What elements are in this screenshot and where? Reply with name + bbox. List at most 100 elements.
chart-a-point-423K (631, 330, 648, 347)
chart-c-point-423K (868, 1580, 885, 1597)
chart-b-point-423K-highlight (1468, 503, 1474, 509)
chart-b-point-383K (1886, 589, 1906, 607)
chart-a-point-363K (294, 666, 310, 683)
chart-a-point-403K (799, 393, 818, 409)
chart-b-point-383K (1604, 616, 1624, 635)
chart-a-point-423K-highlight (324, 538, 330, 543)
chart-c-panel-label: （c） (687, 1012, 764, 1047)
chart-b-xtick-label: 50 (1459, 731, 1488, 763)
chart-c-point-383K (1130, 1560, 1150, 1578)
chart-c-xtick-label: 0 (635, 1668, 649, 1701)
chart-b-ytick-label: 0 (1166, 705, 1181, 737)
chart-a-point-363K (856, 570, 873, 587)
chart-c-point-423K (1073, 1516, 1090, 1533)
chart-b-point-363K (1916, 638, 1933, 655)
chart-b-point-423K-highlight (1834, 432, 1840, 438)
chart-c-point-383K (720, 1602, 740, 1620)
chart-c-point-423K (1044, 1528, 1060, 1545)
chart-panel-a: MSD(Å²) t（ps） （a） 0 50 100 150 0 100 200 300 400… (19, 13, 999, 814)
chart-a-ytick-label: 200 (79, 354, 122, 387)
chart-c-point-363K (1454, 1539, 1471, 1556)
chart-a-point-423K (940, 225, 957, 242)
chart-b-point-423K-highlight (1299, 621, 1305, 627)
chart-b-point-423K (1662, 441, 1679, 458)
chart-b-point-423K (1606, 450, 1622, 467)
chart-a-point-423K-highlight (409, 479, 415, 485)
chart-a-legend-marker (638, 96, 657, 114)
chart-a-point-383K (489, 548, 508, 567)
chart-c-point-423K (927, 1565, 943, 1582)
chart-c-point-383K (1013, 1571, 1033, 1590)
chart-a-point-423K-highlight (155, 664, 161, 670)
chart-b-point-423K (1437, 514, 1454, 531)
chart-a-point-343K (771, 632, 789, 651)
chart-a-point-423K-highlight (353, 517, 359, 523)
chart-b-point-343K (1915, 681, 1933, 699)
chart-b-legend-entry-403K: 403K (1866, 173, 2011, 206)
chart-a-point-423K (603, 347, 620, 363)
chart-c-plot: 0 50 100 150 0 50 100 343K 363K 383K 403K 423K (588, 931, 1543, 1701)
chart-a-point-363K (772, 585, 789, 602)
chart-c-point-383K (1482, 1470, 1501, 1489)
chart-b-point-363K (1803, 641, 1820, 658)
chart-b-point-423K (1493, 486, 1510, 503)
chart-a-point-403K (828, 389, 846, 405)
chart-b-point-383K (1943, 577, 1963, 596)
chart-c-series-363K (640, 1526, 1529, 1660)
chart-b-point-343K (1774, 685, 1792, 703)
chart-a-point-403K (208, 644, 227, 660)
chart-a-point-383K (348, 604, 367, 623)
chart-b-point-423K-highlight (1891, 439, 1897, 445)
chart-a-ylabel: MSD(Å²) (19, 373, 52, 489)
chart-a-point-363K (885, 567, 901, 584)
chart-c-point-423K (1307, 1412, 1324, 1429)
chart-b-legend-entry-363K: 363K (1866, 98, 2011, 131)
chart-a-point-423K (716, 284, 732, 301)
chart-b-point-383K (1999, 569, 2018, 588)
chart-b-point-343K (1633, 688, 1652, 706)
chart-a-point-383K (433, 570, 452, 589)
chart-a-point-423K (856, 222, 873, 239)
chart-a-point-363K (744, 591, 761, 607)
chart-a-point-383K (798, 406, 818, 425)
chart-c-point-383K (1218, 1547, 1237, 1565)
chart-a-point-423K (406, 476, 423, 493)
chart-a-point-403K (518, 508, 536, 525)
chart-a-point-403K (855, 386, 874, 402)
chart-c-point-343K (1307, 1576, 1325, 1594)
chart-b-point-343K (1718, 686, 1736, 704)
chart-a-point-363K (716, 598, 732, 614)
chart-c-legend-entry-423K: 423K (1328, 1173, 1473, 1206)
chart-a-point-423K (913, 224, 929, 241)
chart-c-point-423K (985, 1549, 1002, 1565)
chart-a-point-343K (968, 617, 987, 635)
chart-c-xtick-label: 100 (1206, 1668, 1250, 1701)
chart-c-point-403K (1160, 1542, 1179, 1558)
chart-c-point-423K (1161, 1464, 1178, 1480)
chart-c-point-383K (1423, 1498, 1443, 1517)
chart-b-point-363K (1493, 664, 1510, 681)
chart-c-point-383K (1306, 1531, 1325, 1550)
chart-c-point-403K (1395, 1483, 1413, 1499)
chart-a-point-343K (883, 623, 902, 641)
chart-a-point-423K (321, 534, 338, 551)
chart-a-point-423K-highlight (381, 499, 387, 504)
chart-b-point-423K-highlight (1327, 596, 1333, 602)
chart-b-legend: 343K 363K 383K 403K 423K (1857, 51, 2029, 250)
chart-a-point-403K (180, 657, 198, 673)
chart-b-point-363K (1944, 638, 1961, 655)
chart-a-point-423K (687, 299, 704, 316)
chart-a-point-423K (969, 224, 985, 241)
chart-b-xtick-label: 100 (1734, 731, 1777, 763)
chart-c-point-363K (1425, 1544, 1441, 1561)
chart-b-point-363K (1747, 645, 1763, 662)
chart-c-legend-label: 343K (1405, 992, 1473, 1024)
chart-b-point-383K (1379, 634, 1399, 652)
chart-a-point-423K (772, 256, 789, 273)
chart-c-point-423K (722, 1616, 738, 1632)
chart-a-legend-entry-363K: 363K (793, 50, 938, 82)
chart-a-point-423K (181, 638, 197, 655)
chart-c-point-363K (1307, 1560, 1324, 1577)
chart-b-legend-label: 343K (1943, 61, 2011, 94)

● ● ●

WRITTEN TASK:
Quote the data word for word, from the first line through the line holding "chart-a-legend-marker (638, 96, 657, 114)", including both.

RESPONSE FOR THIS EXERCISE:
What elements are in this screenshot and where? Reply with name + bbox. List at most 100 elements.
chart-a-point-423K (631, 330, 648, 347)
chart-c-point-423K (868, 1580, 885, 1597)
chart-b-point-423K-highlight (1468, 503, 1474, 509)
chart-b-point-383K (1886, 589, 1906, 607)
chart-a-point-363K (294, 666, 310, 683)
chart-a-point-403K (799, 393, 818, 409)
chart-b-point-383K (1604, 616, 1624, 635)
chart-a-point-423K-highlight (324, 538, 330, 543)
chart-c-panel-label: （c） (687, 1012, 764, 1047)
chart-b-xtick-label: 50 (1459, 731, 1488, 763)
chart-c-point-383K (1130, 1560, 1150, 1578)
chart-c-xtick-label: 0 (635, 1668, 649, 1701)
chart-b-ytick-label: 0 (1166, 705, 1181, 737)
chart-a-point-363K (856, 570, 873, 587)
chart-c-point-423K (1073, 1516, 1090, 1533)
chart-b-point-363K (1916, 638, 1933, 655)
chart-b-point-423K-highlight (1834, 432, 1840, 438)
chart-c-point-383K (720, 1602, 740, 1620)
chart-c-point-423K (1044, 1528, 1060, 1545)
chart-panel-a: MSD(Å²) t（ps） （a） 0 50 100 150 0 100 200 300 400… (19, 13, 999, 814)
chart-a-ytick-label: 200 (79, 354, 122, 387)
chart-c-point-363K (1454, 1539, 1471, 1556)
chart-a-point-423K (940, 225, 957, 242)
chart-b-point-423K-highlight (1299, 621, 1305, 627)
chart-b-point-423K (1662, 441, 1679, 458)
chart-b-point-423K (1606, 450, 1622, 467)
chart-a-point-423K-highlight (409, 479, 415, 485)
chart-a-legend-marker (638, 96, 657, 114)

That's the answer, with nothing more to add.